## INSTRUCTION
Below are some records; return each one exactly.

'''

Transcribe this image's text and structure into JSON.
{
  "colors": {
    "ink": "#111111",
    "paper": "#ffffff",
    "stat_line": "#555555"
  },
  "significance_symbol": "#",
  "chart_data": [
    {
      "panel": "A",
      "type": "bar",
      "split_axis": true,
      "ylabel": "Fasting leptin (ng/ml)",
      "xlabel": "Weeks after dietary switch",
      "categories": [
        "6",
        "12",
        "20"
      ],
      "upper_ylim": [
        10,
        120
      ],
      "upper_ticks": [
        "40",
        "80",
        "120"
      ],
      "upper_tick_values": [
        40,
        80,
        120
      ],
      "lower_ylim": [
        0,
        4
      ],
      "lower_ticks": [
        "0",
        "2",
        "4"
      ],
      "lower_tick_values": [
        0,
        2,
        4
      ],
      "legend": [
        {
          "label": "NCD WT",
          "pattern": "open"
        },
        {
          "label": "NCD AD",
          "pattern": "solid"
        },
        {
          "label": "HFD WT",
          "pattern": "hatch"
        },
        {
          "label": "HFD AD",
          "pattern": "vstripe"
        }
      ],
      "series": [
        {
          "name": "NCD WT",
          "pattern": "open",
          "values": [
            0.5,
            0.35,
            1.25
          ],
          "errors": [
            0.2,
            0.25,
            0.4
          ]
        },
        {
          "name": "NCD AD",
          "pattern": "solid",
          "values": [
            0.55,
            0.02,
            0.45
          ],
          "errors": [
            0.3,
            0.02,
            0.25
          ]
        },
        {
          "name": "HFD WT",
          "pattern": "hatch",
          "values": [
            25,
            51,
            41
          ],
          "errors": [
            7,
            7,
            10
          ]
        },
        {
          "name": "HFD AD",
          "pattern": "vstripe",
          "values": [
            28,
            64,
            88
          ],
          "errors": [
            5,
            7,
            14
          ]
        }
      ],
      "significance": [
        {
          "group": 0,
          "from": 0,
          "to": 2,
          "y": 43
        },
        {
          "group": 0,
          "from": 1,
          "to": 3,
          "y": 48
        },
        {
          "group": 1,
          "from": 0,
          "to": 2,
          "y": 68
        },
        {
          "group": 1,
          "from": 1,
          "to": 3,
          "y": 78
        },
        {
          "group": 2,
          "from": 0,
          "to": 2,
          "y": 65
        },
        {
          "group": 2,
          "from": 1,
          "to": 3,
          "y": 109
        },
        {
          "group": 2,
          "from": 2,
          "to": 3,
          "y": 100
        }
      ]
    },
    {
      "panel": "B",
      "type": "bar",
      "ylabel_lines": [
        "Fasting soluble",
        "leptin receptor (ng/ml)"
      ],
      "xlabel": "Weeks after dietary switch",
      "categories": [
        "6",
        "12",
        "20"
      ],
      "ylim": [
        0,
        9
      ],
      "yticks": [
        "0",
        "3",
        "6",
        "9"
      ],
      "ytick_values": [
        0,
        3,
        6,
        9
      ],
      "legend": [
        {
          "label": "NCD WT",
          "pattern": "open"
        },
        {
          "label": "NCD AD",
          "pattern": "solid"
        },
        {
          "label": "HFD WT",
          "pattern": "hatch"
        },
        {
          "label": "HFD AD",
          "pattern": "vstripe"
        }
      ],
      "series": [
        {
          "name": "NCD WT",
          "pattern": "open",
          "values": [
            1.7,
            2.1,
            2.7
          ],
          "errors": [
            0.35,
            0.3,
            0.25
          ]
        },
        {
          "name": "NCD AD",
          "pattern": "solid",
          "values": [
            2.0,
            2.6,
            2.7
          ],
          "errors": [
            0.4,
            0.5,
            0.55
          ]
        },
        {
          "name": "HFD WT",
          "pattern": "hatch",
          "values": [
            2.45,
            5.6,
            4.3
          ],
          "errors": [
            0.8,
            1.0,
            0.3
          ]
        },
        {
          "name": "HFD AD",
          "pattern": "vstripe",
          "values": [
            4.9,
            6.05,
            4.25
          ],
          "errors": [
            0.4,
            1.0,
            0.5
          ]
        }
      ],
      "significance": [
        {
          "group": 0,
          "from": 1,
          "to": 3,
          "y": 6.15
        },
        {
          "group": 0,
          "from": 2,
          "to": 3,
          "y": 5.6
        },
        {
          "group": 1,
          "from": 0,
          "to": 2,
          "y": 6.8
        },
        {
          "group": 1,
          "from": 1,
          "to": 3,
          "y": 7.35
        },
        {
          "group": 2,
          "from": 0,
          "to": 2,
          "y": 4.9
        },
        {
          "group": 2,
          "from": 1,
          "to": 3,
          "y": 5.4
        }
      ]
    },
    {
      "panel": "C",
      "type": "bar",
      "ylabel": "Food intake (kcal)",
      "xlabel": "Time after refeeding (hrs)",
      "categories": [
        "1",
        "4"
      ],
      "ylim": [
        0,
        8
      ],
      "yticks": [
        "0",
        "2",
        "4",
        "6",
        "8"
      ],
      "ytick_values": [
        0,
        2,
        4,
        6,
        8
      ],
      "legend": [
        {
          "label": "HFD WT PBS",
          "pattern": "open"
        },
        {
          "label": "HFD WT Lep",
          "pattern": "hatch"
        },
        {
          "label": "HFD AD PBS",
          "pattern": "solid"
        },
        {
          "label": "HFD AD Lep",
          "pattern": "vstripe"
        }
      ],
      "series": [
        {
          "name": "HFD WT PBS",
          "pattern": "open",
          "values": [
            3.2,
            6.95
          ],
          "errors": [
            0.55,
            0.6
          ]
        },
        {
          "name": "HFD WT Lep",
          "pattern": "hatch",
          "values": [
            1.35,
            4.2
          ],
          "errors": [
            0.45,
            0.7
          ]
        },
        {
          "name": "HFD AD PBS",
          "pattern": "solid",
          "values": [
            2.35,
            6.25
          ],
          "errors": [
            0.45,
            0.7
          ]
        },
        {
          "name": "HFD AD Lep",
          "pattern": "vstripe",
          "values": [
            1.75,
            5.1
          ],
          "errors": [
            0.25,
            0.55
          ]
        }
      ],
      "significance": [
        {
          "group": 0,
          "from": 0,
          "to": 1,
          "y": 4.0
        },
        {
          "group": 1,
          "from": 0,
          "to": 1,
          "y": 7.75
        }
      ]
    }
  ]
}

'''

## RESULT OF THE EXERCISE
Transcribe this image's text and structure into JSON.
{
  "colors": {
    "ink": "#111111",
    "paper": "#ffffff",
    "stat_line": "#555555"
  },
  "significance_symbol": "#",
  "chart_data": [
    {
      "panel": "A",
      "type": "bar",
      "split_axis": true,
      "ylabel": "Fasting leptin (ng/ml)",
      "xlabel": "Weeks after dietary switch",
      "categories": [
        "6",
        "12",
        "20"
      ],
      "upper_ylim": [
        10,
        120
      ],
      "upper_ticks": [
        "40",
        "80",
        "120"
      ],
      "upper_tick_values": [
        40,
        80,
        120
      ],
      "lower_ylim": [
        0,
        4
      ],
      "lower_ticks": [
        "0",
        "2",
        "4"
      ],
      "lower_tick_values": [
        0,
        2,
        4
      ],
      "legend": [
        {
          "label": "NCD WT",
          "pattern": "open"
        },
        {
          "label": "NCD AD",
          "pattern": "solid"
        },
        {
          "label": "HFD WT",
          "pattern": "hatch"
        },
        {
          "label": "HFD AD",
          "pattern": "vstripe"
        }
      ],
      "series": [
        {
          "name": "NCD WT",
          "pattern": "open",
          "values": [
            0.5,
            0.35,
            1.25
          ],
          "errors": [
            0.2,
            0.25,
            0.4
          ]
        },
        {
          "name": "NCD AD",
          "pattern": "solid",
          "values": [
            0.55,
            0.02,
            0.45
          ],
          "errors": [
            0.3,
            0.02,
            0.25
          ]
        },
        {
          "name": "HFD WT",
          "pattern": "hatch",
          "values": [
            25,
            51,
            41
          ],
          "errors": [
            7,
            7,
            10
          ]
        },
        {
          "name": "HFD AD",
          "pattern": "vstripe",
          "values": [
            28,
            64,
            88
          ],
          "errors": [
            5,
            7,
            14
          ]
        }
      ],
      "significance": [
        {
          "group": 0,
          "from": 0,
          "to": 2,
          "y": 43
        },
        {
          "group": 0,
          "from": 1,
          "to": 3,
          "y": 48
        },
        {
          "group": 1,
          "from": 0,
          "to": 2,
          "y": 68
        },
        {
          "group": 1,
          "from": 1,
          "to": 3,
          "y": 78
        },
        {
          "group": 2,
          "from": 0,
          "to": 2,
          "y": 65
        },
        {
          "group": 2,
          "from": 1,
          "to": 3,
          "y": 109
        },
        {
          "group": 2,
          "from": 2,
          "to": 3,
          "y": 100
        }
      ]
    },
    {
      "panel": "B",
      "type": "bar",
      "ylabel_lines": [
        "Fasting soluble",
        "leptin receptor (ng/ml)"
      ],
      "xlabel": "Weeks after dietary switch",
      "categories": [
        "6",
        "12",
        "20"
      ],
      "ylim": [
        0,
        9
      ],
      "yticks": [
        "0",
        "3",
        "6",
        "9"
      ],
      "ytick_values": [
        0,
        3,
        6,
        9
      ],
      "legend": [
        {
          "label": "NCD WT",
          "pattern": "open"
        },
        {
          "label": "NCD AD",
          "pattern": "solid"
        },
        {
          "label": "HFD WT",
          "pattern": "hatch"
        },
        {
          "label": "HFD AD",
          "pattern": "vstripe"
        }
      ],
      "series": [
        {
          "name": "NCD WT",
          "pattern": "open",
          "values": [
            1.7,
            2.1,
            2.7
          ],
          "errors": [
            0.35,
            0.3,
            0.25
          ]
        },
        {
          "name": "NCD AD",
          "pattern": "solid",
          "values": [
            2.0,
            2.6,
            2.7
          ],
          "errors": [
            0.4,
            0.5,
            0.55
          ]
        },
        {
          "name": "HFD WT",
          "pattern": "hatch",
          "values": [
            2.45,
            5.6,
            4.3
          ],
          "errors": [
            0.8,
            1.0,
            0.3
          ]
        },
        {
          "name": "HFD AD",
          "pattern": "vstripe",
          "values": [
            4.9,
            6.05,
            4.25
          ],
          "errors": [
            0.4,
            1.0,
            0.5
          ]
        }
      ],
      "significance": [
        {
          "group": 0,
          "from": 1,
          "to": 3,
          "y": 6.15
        },
        {
          "group": 0,
          "from": 2,
          "to": 3,
          "y": 5.6
        },
        {
          "group": 1,
          "from": 0,
          "to": 2,
          "y": 6.8
        },
        {
          "group": 1,
          "from": 1,
          "to": 3,
          "y": 7.35
        },
        {
          "group": 2,
          "from": 0,
          "to": 2,
          "y": 4.9
        },
        {
          "group": 2,
          "from": 1,
          "to": 3,
          "y": 5.4
        }
      ]
    },
    {
      "panel": "C",
      "type": "bar",
      "ylabel": "Food intake (kcal)",
      "xlabel": "Time after refeeding (hrs)",
      "categories": [
        "1",
        "4"
      ],
      "ylim": [
        0,
        8
      ],
      "yticks": [
        "0",
        "2",
        "4",
        "6",
        "8"
      ],
      "ytick_values": [
        0,
        2,
        4,
        6,
        8
      ],
      "legend": [
        {
          "label": "HFD WT PBS",
          "pattern": "open"
        },
        {
          "label": "HFD WT Lep",
          "pattern": "hatch"
        },
        {
          "label": "HFD AD PBS",
          "pattern": "solid"
        },
        {
          "label": "HFD AD Lep",
          "pattern": "vstripe"
        }
      ],
      "series": [
        {
          "name": "HFD WT PBS",
          "pattern": "open",
          "values": [
            3.2,
            6.95
          ],
          "errors": [
            0.55,
            0.6
          ]
        },
        {
          "name": "HFD WT Lep",
          "pattern": "hatch",
          "values": [
            1.35,
            4.2
          ],
          "errors": [
            0.45,
            0.7
          ]
        },
        {
          "name": "HFD AD PBS",
          "pattern": "solid",
          "values": [
            2.35,
            6.25
          ],
          "errors": [
            0.45,
            0.7
          ]
        },
        {
          "name": "HFD AD Lep",
          "pattern": "vstripe",
          "values": [
            1.75,
            5.1
          ],
          "errors": [
            0.25,
            0.55
          ]
        }
      ],
      "significance": [
        {
          "group": 0,
          "from": 0,
          "to": 1,
          "y": 4.0
        },
        {
          "group": 1,
          "from": 0,
          "to": 1,
          "y": 7.75
        }
      ]
    }
  ]
}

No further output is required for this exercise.